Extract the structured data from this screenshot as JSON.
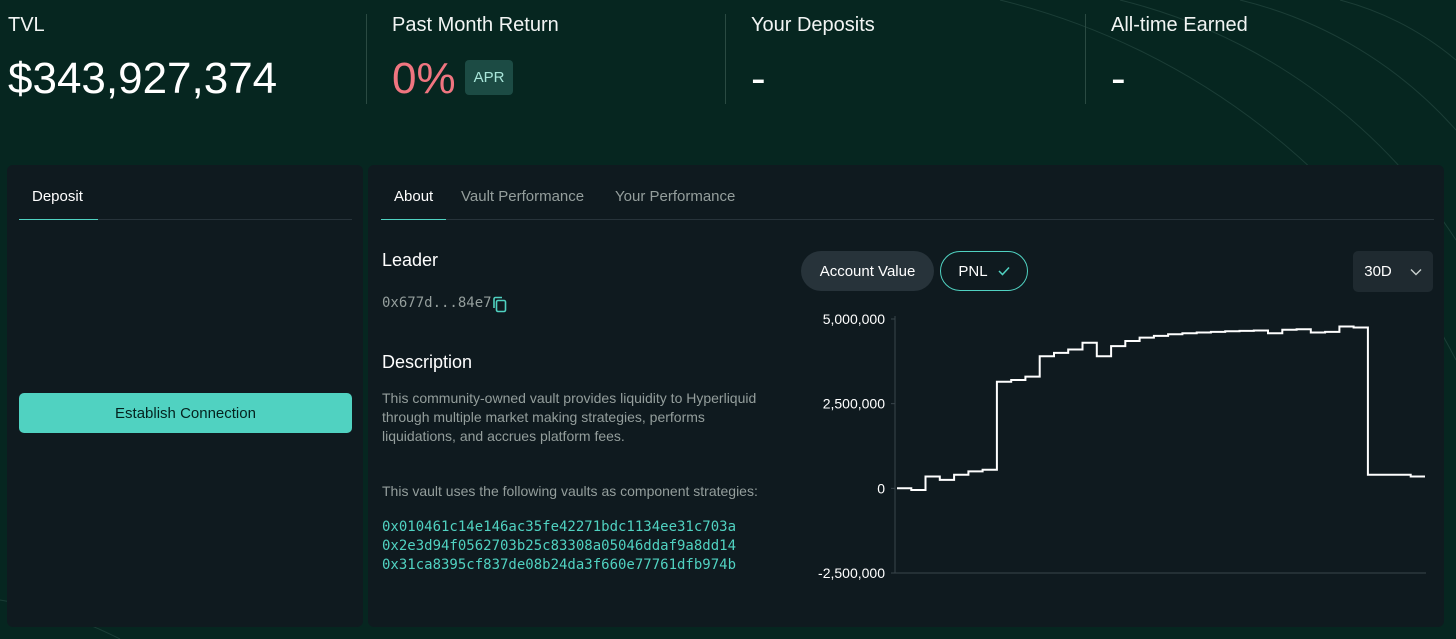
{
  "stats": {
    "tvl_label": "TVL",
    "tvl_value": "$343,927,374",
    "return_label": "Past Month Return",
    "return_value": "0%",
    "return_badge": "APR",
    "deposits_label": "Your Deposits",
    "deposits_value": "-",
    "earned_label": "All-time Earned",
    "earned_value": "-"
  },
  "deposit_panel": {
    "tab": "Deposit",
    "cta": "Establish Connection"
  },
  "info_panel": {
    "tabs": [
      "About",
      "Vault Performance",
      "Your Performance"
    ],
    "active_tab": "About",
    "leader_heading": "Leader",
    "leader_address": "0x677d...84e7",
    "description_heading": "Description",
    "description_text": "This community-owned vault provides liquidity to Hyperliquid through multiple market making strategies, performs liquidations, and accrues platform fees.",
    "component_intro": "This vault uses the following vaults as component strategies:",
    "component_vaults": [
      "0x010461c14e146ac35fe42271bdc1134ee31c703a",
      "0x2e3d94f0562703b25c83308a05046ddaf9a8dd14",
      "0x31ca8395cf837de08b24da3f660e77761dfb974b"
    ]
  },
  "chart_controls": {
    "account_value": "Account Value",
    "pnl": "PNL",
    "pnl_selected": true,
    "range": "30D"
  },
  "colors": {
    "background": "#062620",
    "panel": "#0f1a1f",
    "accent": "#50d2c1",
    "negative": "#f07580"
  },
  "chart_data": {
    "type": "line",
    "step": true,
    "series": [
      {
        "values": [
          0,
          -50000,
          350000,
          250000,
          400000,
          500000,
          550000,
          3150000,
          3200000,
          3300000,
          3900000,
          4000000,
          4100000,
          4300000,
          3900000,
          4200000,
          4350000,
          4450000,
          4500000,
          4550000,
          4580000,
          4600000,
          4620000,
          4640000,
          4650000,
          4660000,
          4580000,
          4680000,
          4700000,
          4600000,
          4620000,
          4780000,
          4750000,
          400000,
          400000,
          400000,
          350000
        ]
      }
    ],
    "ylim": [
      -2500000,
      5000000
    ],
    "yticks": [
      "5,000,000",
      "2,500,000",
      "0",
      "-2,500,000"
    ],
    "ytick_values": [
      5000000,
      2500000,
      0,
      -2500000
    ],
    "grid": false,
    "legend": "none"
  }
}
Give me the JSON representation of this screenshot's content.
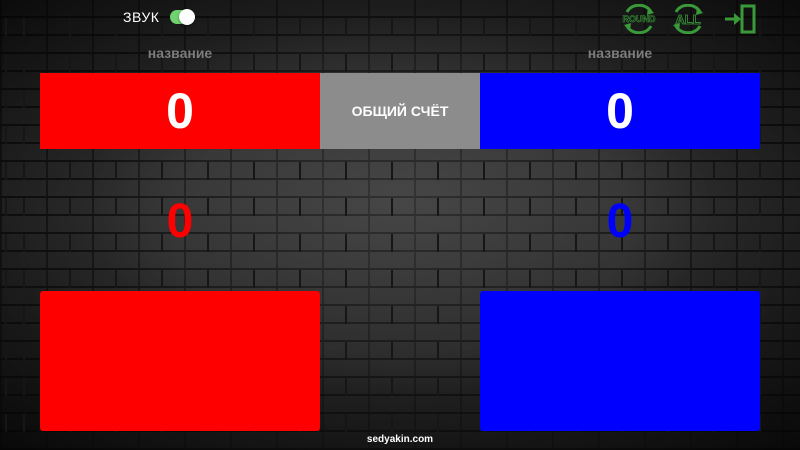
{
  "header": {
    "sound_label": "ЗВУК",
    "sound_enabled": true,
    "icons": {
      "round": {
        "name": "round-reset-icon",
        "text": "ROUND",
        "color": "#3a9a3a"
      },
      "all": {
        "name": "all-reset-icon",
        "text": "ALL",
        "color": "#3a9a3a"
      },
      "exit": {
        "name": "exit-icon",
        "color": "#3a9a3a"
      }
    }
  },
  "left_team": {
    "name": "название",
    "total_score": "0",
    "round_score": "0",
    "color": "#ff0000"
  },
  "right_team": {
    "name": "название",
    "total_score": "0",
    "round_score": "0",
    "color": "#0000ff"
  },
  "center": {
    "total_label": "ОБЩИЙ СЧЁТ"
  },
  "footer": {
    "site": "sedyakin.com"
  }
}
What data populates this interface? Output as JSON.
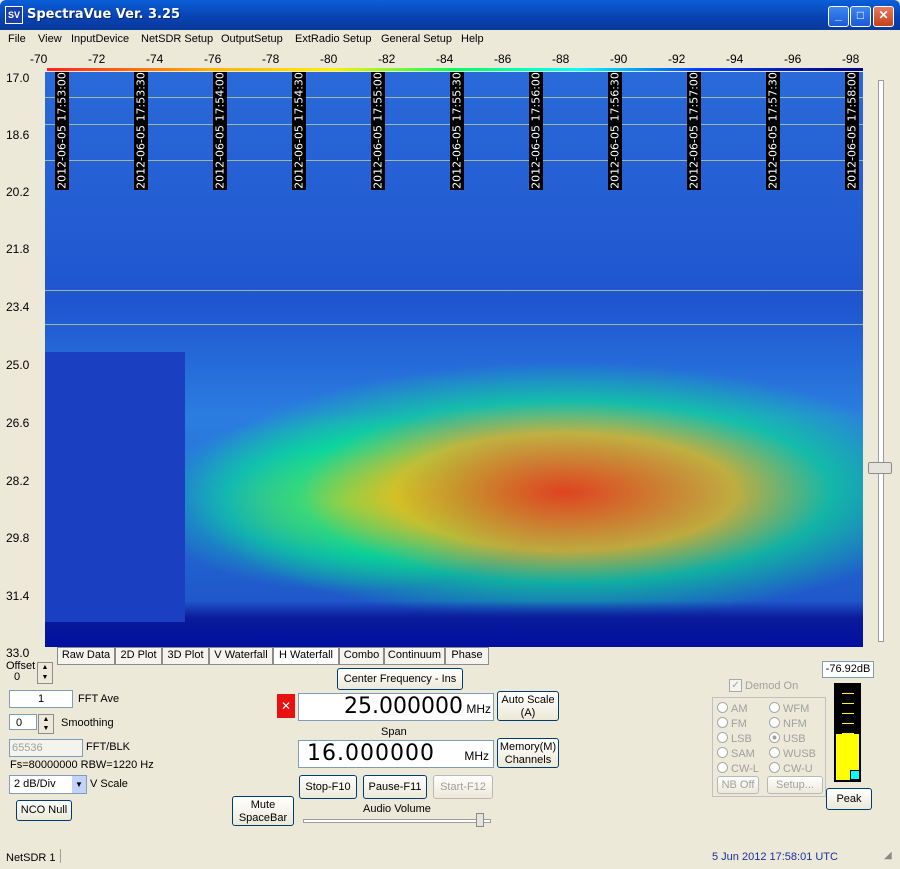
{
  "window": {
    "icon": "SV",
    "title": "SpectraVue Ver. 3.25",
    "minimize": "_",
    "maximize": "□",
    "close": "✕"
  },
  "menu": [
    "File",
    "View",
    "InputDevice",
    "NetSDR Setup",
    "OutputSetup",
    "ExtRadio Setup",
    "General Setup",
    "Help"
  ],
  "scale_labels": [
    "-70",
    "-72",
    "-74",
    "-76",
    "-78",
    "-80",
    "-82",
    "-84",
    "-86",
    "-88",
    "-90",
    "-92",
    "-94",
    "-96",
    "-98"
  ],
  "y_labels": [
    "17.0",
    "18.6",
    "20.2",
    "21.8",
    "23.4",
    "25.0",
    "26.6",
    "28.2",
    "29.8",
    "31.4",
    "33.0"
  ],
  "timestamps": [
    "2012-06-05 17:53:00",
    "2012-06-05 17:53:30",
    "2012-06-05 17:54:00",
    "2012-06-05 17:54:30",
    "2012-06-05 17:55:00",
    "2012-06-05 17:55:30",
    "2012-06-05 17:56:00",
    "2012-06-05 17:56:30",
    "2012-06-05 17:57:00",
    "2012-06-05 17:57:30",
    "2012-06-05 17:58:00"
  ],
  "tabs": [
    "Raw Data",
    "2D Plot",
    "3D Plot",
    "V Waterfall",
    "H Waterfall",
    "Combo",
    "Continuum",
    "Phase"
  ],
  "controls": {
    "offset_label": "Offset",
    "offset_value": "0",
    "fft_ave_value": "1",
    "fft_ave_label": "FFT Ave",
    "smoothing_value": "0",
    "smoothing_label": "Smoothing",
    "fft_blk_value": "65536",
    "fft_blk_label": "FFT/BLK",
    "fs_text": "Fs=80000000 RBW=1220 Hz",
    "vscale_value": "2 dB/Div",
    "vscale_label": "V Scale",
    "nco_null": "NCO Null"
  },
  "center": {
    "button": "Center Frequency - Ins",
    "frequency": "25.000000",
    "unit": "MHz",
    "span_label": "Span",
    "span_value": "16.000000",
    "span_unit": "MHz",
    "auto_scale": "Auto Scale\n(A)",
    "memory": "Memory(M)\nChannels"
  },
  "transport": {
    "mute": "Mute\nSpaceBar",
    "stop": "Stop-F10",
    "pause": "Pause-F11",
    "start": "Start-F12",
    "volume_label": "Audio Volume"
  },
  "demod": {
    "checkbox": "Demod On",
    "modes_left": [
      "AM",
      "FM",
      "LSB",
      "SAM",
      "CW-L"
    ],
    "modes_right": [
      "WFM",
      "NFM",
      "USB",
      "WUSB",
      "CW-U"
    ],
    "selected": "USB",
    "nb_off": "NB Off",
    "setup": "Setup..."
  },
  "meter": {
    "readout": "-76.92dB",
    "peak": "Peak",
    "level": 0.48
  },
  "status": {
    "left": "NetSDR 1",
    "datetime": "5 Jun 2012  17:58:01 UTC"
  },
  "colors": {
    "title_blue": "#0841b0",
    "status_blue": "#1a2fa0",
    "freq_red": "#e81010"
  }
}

• • • • • • •

_Given task_
Write out the records above once more, word for word, with no pictures.

_Answer to the exercise_
Extract the structured data from this screenshot as JSON.
{
  "stats": {
    "tvl_label": "TVL",
    "tvl_value": "$343,927,374",
    "return_label": "Past Month Return",
    "return_value": "0%",
    "return_badge": "APR",
    "deposits_label": "Your Deposits",
    "deposits_value": "-",
    "earned_label": "All-time Earned",
    "earned_value": "-"
  },
  "deposit_panel": {
    "tab": "Deposit",
    "cta": "Establish Connection"
  },
  "info_panel": {
    "tabs": [
      "About",
      "Vault Performance",
      "Your Performance"
    ],
    "active_tab": "About",
    "leader_heading": "Leader",
    "leader_address": "0x677d...84e7",
    "description_heading": "Description",
    "description_text": "This community-owned vault provides liquidity to Hyperliquid through multiple market making strategies, performs liquidations, and accrues platform fees.",
    "component_intro": "This vault uses the following vaults as component strategies:",
    "component_vaults": [
      "0x010461c14e146ac35fe42271bdc1134ee31c703a",
      "0x2e3d94f0562703b25c83308a05046ddaf9a8dd14",
      "0x31ca8395cf837de08b24da3f660e77761dfb974b"
    ]
  },
  "chart_controls": {
    "account_value": "Account Value",
    "pnl": "PNL",
    "pnl_selected": true,
    "range": "30D"
  },
  "colors": {
    "background": "#062620",
    "panel": "#0f1a1f",
    "accent": "#50d2c1",
    "negative": "#f07580"
  },
  "chart_data": {
    "type": "line",
    "step": true,
    "series": [
      {
        "values": [
          0,
          -50000,
          350000,
          250000,
          400000,
          500000,
          550000,
          3150000,
          3200000,
          3300000,
          3900000,
          4000000,
          4100000,
          4300000,
          3900000,
          4200000,
          4350000,
          4450000,
          4500000,
          4550000,
          4580000,
          4600000,
          4620000,
          4640000,
          4650000,
          4660000,
          4580000,
          4680000,
          4700000,
          4600000,
          4620000,
          4780000,
          4750000,
          400000,
          400000,
          400000,
          350000
        ]
      }
    ],
    "ylim": [
      -2500000,
      5000000
    ],
    "yticks": [
      "5,000,000",
      "2,500,000",
      "0",
      "-2,500,000"
    ],
    "ytick_values": [
      5000000,
      2500000,
      0,
      -2500000
    ],
    "grid": false,
    "legend": "none"
  }
}
Give me the JSON representation of this screenshot's content.
{
  "header": {
    "sound_label": "ЗВУК",
    "sound_enabled": true,
    "icons": {
      "round": {
        "name": "round-reset-icon",
        "text": "ROUND",
        "color": "#3a9a3a"
      },
      "all": {
        "name": "all-reset-icon",
        "text": "ALL",
        "color": "#3a9a3a"
      },
      "exit": {
        "name": "exit-icon",
        "color": "#3a9a3a"
      }
    }
  },
  "left_team": {
    "name": "название",
    "total_score": "0",
    "round_score": "0",
    "color": "#ff0000"
  },
  "right_team": {
    "name": "название",
    "total_score": "0",
    "round_score": "0",
    "color": "#0000ff"
  },
  "center": {
    "total_label": "ОБЩИЙ СЧЁТ"
  },
  "footer": {
    "site": "sedyakin.com"
  }
}
What data populates this interface? Output as JSON.
{
  "window": {
    "icon": "SV",
    "title": "SpectraVue Ver. 3.25",
    "minimize": "_",
    "maximize": "□",
    "close": "✕"
  },
  "menu": [
    "File",
    "View",
    "InputDevice",
    "NetSDR Setup",
    "OutputSetup",
    "ExtRadio Setup",
    "General Setup",
    "Help"
  ],
  "scale_labels": [
    "-70",
    "-72",
    "-74",
    "-76",
    "-78",
    "-80",
    "-82",
    "-84",
    "-86",
    "-88",
    "-90",
    "-92",
    "-94",
    "-96",
    "-98"
  ],
  "y_labels": [
    "17.0",
    "18.6",
    "20.2",
    "21.8",
    "23.4",
    "25.0",
    "26.6",
    "28.2",
    "29.8",
    "31.4",
    "33.0"
  ],
  "timestamps": [
    "2012-06-05 17:53:00",
    "2012-06-05 17:53:30",
    "2012-06-05 17:54:00",
    "2012-06-05 17:54:30",
    "2012-06-05 17:55:00",
    "2012-06-05 17:55:30",
    "2012-06-05 17:56:00",
    "2012-06-05 17:56:30",
    "2012-06-05 17:57:00",
    "2012-06-05 17:57:30",
    "2012-06-05 17:58:00"
  ],
  "tabs": [
    "Raw Data",
    "2D Plot",
    "3D Plot",
    "V Waterfall",
    "H Waterfall",
    "Combo",
    "Continuum",
    "Phase"
  ],
  "controls": {
    "offset_label": "Offset",
    "offset_value": "0",
    "fft_ave_value": "1",
    "fft_ave_label": "FFT Ave",
    "smoothing_value": "0",
    "smoothing_label": "Smoothing",
    "fft_blk_value": "65536",
    "fft_blk_label": "FFT/BLK",
    "fs_text": "Fs=80000000 RBW=1220 Hz",
    "vscale_value": "2 dB/Div",
    "vscale_label": "V Scale",
    "nco_null": "NCO Null"
  },
  "center": {
    "button": "Center Frequency - Ins",
    "frequency": "25.000000",
    "unit": "MHz",
    "span_label": "Span",
    "span_value": "16.000000",
    "span_unit": "MHz",
    "auto_scale": "Auto Scale\n(A)",
    "memory": "Memory(M)\nChannels"
  },
  "transport": {
    "mute": "Mute\nSpaceBar",
    "stop": "Stop-F10",
    "pause": "Pause-F11",
    "start": "Start-F12",
    "volume_label": "Audio Volume"
  },
  "demod": {
    "checkbox": "Demod On",
    "modes_left": [
      "AM",
      "FM",
      "LSB",
      "SAM",
      "CW-L"
    ],
    "modes_right": [
      "WFM",
      "NFM",
      "USB",
      "WUSB",
      "CW-U"
    ],
    "selected": "USB",
    "nb_off": "NB Off",
    "setup": "Setup..."
  },
  "meter": {
    "readout": "-76.92dB",
    "peak": "Peak",
    "level": 0.48
  },
  "status": {
    "left": "NetSDR 1",
    "datetime": "5 Jun 2012  17:58:01 UTC"
  },
  "colors": {
    "title_blue": "#0841b0",
    "status_blue": "#1a2fa0",
    "freq_red": "#e81010"
  }
}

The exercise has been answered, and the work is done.